Figure collection entries:

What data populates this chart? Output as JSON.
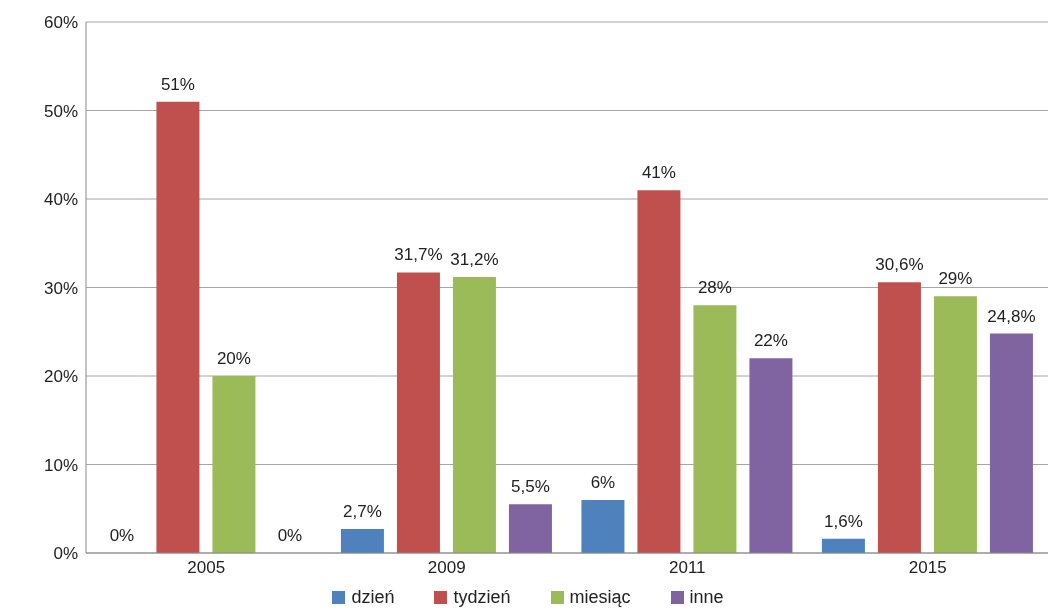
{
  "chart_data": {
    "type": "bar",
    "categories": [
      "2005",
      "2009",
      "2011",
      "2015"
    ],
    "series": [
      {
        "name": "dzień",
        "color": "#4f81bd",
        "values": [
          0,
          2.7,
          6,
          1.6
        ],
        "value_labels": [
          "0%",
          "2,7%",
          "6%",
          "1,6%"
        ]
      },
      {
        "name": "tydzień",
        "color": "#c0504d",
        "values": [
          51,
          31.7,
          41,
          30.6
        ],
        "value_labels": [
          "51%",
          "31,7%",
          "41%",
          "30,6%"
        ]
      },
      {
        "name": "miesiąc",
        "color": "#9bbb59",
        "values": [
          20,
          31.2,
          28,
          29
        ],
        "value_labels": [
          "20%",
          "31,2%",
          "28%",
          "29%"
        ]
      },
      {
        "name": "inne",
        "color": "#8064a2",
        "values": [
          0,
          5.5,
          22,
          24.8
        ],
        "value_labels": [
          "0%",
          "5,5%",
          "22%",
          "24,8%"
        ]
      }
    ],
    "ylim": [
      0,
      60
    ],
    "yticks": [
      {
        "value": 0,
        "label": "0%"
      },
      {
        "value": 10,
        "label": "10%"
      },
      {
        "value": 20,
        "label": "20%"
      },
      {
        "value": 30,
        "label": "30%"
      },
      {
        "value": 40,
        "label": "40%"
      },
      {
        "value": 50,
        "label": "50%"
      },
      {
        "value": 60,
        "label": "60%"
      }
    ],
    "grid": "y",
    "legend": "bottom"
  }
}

The problem » Transcribe the records above exactly as they appear, leaving out any pictures.

Reply to the exercise »
What data populates this chart? Output as JSON.
{
  "chart_data": {
    "type": "bar",
    "categories": [
      "2005",
      "2009",
      "2011",
      "2015"
    ],
    "series": [
      {
        "name": "dzień",
        "color": "#4f81bd",
        "values": [
          0,
          2.7,
          6,
          1.6
        ],
        "value_labels": [
          "0%",
          "2,7%",
          "6%",
          "1,6%"
        ]
      },
      {
        "name": "tydzień",
        "color": "#c0504d",
        "values": [
          51,
          31.7,
          41,
          30.6
        ],
        "value_labels": [
          "51%",
          "31,7%",
          "41%",
          "30,6%"
        ]
      },
      {
        "name": "miesiąc",
        "color": "#9bbb59",
        "values": [
          20,
          31.2,
          28,
          29
        ],
        "value_labels": [
          "20%",
          "31,2%",
          "28%",
          "29%"
        ]
      },
      {
        "name": "inne",
        "color": "#8064a2",
        "values": [
          0,
          5.5,
          22,
          24.8
        ],
        "value_labels": [
          "0%",
          "5,5%",
          "22%",
          "24,8%"
        ]
      }
    ],
    "ylim": [
      0,
      60
    ],
    "yticks": [
      {
        "value": 0,
        "label": "0%"
      },
      {
        "value": 10,
        "label": "10%"
      },
      {
        "value": 20,
        "label": "20%"
      },
      {
        "value": 30,
        "label": "30%"
      },
      {
        "value": 40,
        "label": "40%"
      },
      {
        "value": 50,
        "label": "50%"
      },
      {
        "value": 60,
        "label": "60%"
      }
    ],
    "grid": "y",
    "legend": "bottom"
  }
}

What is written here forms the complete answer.